WRITTEN REQUEST —
All of the material below is to be restated word for word, apart from the pictures.

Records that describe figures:
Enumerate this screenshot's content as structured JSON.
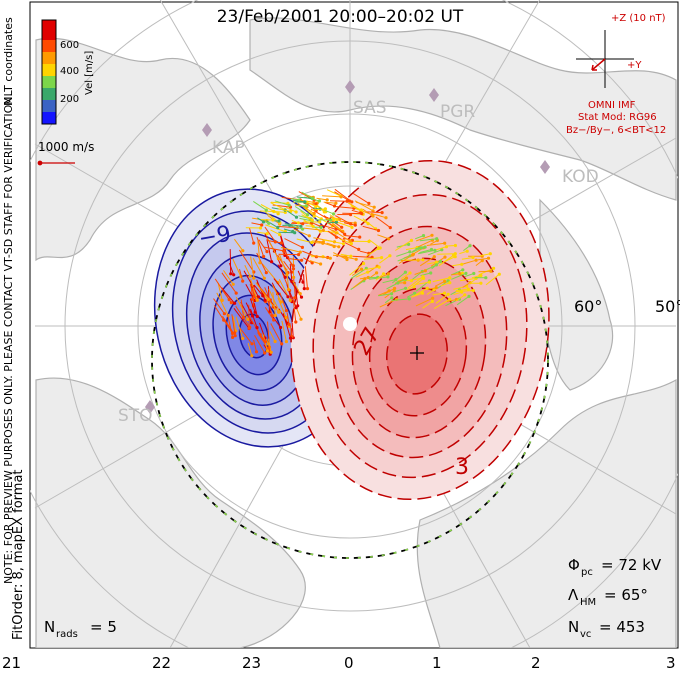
{
  "title": "23/Feb/2001 20:00–20:02 UT",
  "coordinates_label": "MLT coordinates",
  "colorbar": {
    "axis_label": "Vel [m/s]",
    "ticks": [
      "600",
      "400",
      "200"
    ],
    "colors": [
      "#1414ff",
      "#3b63c4",
      "#3aa86a",
      "#7cd64a",
      "#ffd400",
      "#ff9a00",
      "#ff4a00",
      "#e00000"
    ]
  },
  "velocity_scale_label": "1000 m/s",
  "imf": {
    "scale_label": "+Z (10 nT)",
    "y_label": "+Y",
    "source": "OMNI IMF",
    "stat_mod": "Stat Mod: RG96",
    "condition": "Bz−/By−, 6<BT<12"
  },
  "stations": [
    "SAS",
    "PGR",
    "KAP",
    "KOD",
    "STO"
  ],
  "latitude_labels": [
    "60°",
    "50°"
  ],
  "contour_labels": {
    "negative": "−9",
    "positive_1": "27",
    "positive_2": "3"
  },
  "vertical_note": "NOTE: FOR PREVIEW PURPOSES ONLY. PLEASE CONTACT VT-SD STAFF FOR VERIFICATION.",
  "fit_note": "FitOrder: 8, mapEX format",
  "stats": {
    "phi_label": "Φ",
    "phi_sub": "pc",
    "phi_value": "= 72 kV",
    "lambda_label": "Λ",
    "lambda_sub": "HM",
    "lambda_value": "= 65°",
    "nvc_label": "N",
    "nvc_sub": "vc",
    "nvc_value": "= 453",
    "nrads_label": "N",
    "nrads_sub": "rads",
    "nrads_value": "= 5"
  },
  "mlt_labels": [
    "21",
    "22",
    "23",
    "0",
    "1",
    "2",
    "3"
  ],
  "colors": {
    "negative_cell": "#1a1aa0",
    "positive_cell": "#c00000",
    "boundary": "#000000"
  }
}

ANSWER TO THIS EXERCISE —
Enumerate this screenshot's content as structured JSON.
{
  "title": "23/Feb/2001 20:00–20:02 UT",
  "coordinates_label": "MLT coordinates",
  "colorbar": {
    "axis_label": "Vel [m/s]",
    "ticks": [
      "600",
      "400",
      "200"
    ],
    "colors": [
      "#1414ff",
      "#3b63c4",
      "#3aa86a",
      "#7cd64a",
      "#ffd400",
      "#ff9a00",
      "#ff4a00",
      "#e00000"
    ]
  },
  "velocity_scale_label": "1000 m/s",
  "imf": {
    "scale_label": "+Z (10 nT)",
    "y_label": "+Y",
    "source": "OMNI IMF",
    "stat_mod": "Stat Mod: RG96",
    "condition": "Bz−/By−, 6<BT<12"
  },
  "stations": [
    "SAS",
    "PGR",
    "KAP",
    "KOD",
    "STO"
  ],
  "latitude_labels": [
    "60°",
    "50°"
  ],
  "contour_labels": {
    "negative": "−9",
    "positive_1": "27",
    "positive_2": "3"
  },
  "vertical_note": "NOTE: FOR PREVIEW PURPOSES ONLY. PLEASE CONTACT VT-SD STAFF FOR VERIFICATION.",
  "fit_note": "FitOrder: 8, mapEX format",
  "stats": {
    "phi_label": "Φ",
    "phi_sub": "pc",
    "phi_value": "= 72 kV",
    "lambda_label": "Λ",
    "lambda_sub": "HM",
    "lambda_value": "= 65°",
    "nvc_label": "N",
    "nvc_sub": "vc",
    "nvc_value": "= 453",
    "nrads_label": "N",
    "nrads_sub": "rads",
    "nrads_value": "= 5"
  },
  "mlt_labels": [
    "21",
    "22",
    "23",
    "0",
    "1",
    "2",
    "3"
  ],
  "colors": {
    "negative_cell": "#1a1aa0",
    "positive_cell": "#c00000",
    "boundary": "#000000"
  }
}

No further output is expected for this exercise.